◆ DATA TO USE ◆
· · · ·
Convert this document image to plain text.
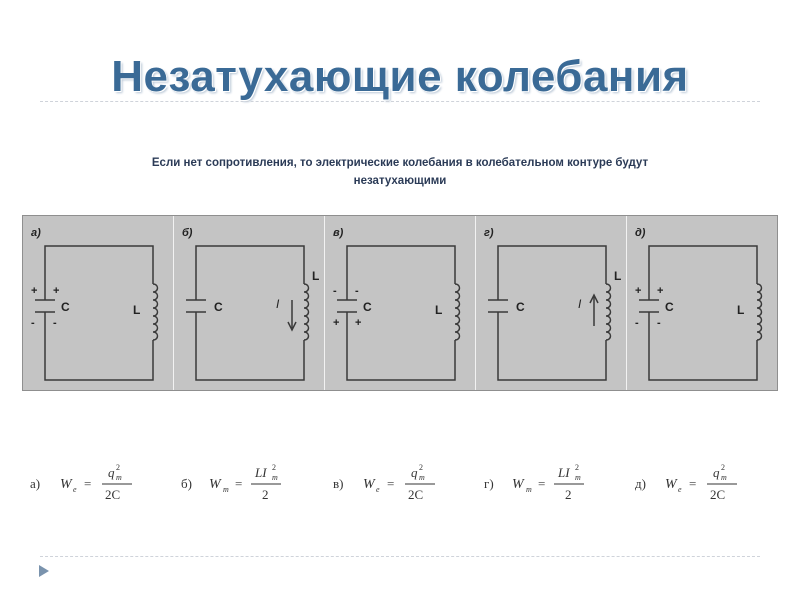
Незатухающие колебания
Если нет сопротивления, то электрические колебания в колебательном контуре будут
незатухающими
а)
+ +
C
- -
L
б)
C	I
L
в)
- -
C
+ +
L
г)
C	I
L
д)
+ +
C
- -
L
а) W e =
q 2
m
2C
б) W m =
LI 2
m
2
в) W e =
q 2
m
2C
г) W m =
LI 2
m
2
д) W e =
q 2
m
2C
· · · ·
◆ DESCRIPTION OF THE TASK ◆
Return the whole listing, word for word, and leave out every picture.

◆ WRITTEN REPLY ◆
Convert this document image to plain text.
Незатухающие колебания
Если нет сопротивления, то электрические колебания в колебательном контуре будут
незатухающими
а)
+ +
C
- -
L
б)
C	I
L
в)
- -
C
+ +
L
г)
C	I
L
д)
+ +
C
- -
L
а) W e =
q 2
m
2C
б) W m =
LI 2
m
2
в) W e =
q 2
m
2C
г) W m =
LI 2
m
2
д) W e =
q 2
m
2C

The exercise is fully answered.